### [REQUIRED TASK]
Copy all lines below containing "Individual".

[Items from a figure collection]
-*-

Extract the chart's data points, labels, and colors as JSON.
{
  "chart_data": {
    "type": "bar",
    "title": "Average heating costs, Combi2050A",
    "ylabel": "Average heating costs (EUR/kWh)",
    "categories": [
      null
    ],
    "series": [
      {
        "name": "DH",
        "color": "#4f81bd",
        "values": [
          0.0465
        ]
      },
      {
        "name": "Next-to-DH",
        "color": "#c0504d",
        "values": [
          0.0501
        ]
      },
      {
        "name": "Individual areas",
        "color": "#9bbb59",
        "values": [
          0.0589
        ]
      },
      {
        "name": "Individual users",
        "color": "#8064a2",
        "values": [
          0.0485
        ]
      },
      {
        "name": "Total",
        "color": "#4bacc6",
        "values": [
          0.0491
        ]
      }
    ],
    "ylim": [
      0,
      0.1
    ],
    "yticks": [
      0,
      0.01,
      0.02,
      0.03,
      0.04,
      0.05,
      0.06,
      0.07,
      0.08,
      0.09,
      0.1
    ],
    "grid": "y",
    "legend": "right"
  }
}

-*-

### [CORRECT ANSWER]
        "name": "Individual areas",
        "name": "Individual users",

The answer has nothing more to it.